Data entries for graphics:
— begin —

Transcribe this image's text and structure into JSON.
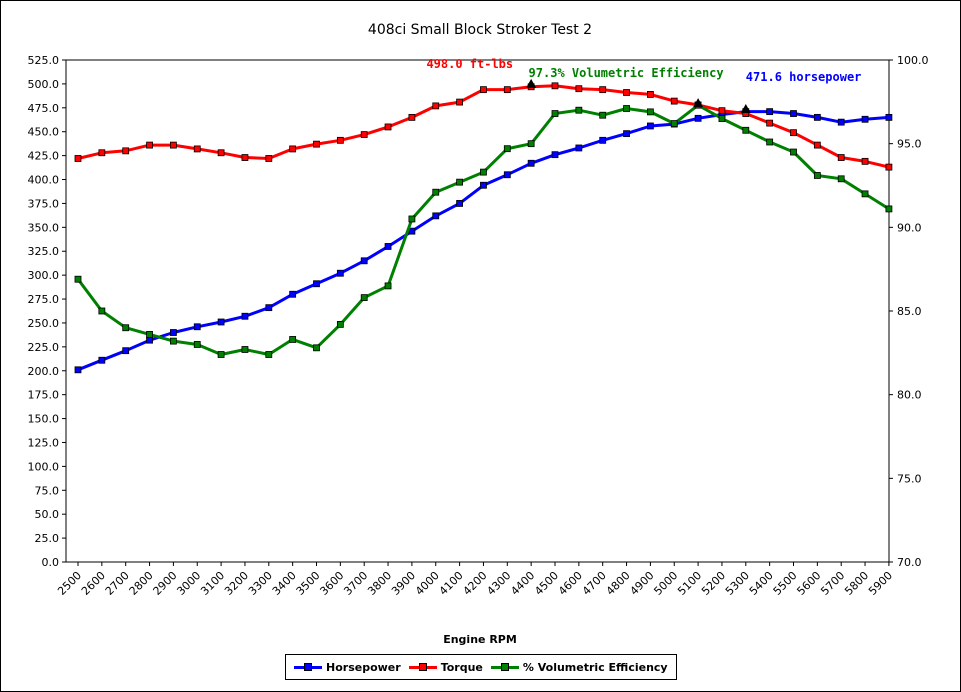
{
  "chart_data": {
    "type": "line",
    "title": "408ci Small Block Stroker Test 2",
    "xlabel": "Engine RPM",
    "categories": [
      "2500",
      "2600",
      "2700",
      "2800",
      "2900",
      "3000",
      "3100",
      "3200",
      "3300",
      "3400",
      "3500",
      "3600",
      "3700",
      "3800",
      "3900",
      "4000",
      "4100",
      "4200",
      "4300",
      "4400",
      "4500",
      "4600",
      "4700",
      "4800",
      "4900",
      "5000",
      "5100",
      "5200",
      "5300",
      "5400",
      "5500",
      "5600",
      "5700",
      "5800",
      "5900"
    ],
    "y_left": {
      "min": 0,
      "max": 525,
      "step": 25,
      "ticks": [
        "0.0",
        "25.0",
        "50.0",
        "75.0",
        "100.0",
        "125.0",
        "150.0",
        "175.0",
        "200.0",
        "225.0",
        "250.0",
        "275.0",
        "300.0",
        "325.0",
        "350.0",
        "375.0",
        "400.0",
        "425.0",
        "450.0",
        "475.0",
        "500.0",
        "525.0"
      ]
    },
    "y_right": {
      "min": 70,
      "max": 100,
      "step": 5,
      "ticks": [
        "70.0",
        "75.0",
        "80.0",
        "85.0",
        "90.0",
        "95.0",
        "100.0"
      ]
    },
    "grid": false,
    "legend_position": "bottom",
    "series": [
      {
        "name": "Horsepower",
        "axis": "left",
        "color": "#0000ff",
        "values": [
          201,
          211,
          221,
          232,
          240,
          246,
          251,
          257,
          266,
          280,
          291,
          302,
          315,
          330,
          346,
          362,
          375,
          394,
          405,
          417,
          426,
          433,
          441,
          448,
          456,
          458,
          464,
          468,
          471,
          471,
          469,
          465,
          460,
          463,
          465
        ]
      },
      {
        "name": "Torque",
        "axis": "left",
        "color": "#ff0000",
        "values": [
          422,
          428,
          430,
          436,
          436,
          432,
          428,
          423,
          422,
          432,
          437,
          441,
          447,
          455,
          465,
          477,
          481,
          494,
          494,
          497,
          498,
          495,
          494,
          491,
          489,
          482,
          478,
          472,
          469,
          459,
          449,
          436,
          423,
          419,
          413
        ]
      },
      {
        "name": "% Volumetric Efficiency",
        "axis": "right",
        "color": "#008000",
        "values": [
          86.9,
          85.0,
          84.0,
          83.6,
          83.2,
          83.0,
          82.4,
          82.7,
          82.4,
          83.3,
          82.8,
          84.2,
          85.8,
          86.5,
          90.5,
          92.1,
          92.7,
          93.3,
          94.7,
          95.0,
          96.8,
          97.0,
          96.7,
          97.1,
          96.9,
          96.2,
          97.3,
          96.5,
          95.8,
          95.1,
          94.5,
          93.1,
          92.9,
          92.0,
          91.1
        ]
      }
    ],
    "annotations": [
      {
        "text": "498.0 ft-lbs",
        "series": "Torque",
        "x": "4400",
        "y": 498.0,
        "color": "#ff0000"
      },
      {
        "text": "97.3% Volumetric Efficiency",
        "series": "% Volumetric Efficiency",
        "x": "5100",
        "y": 97.3,
        "color": "#008000"
      },
      {
        "text": "471.6 horsepower",
        "series": "Horsepower",
        "x": "5300",
        "y": 471.6,
        "color": "#0000ff"
      }
    ]
  }
}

— end —

Written problem: Find all lines where the word "series" appears. Copy them.

Task response:
    "series": [
        "series": "Torque",
        "series": "% Volumetric Efficiency",
        "series": "Horsepower",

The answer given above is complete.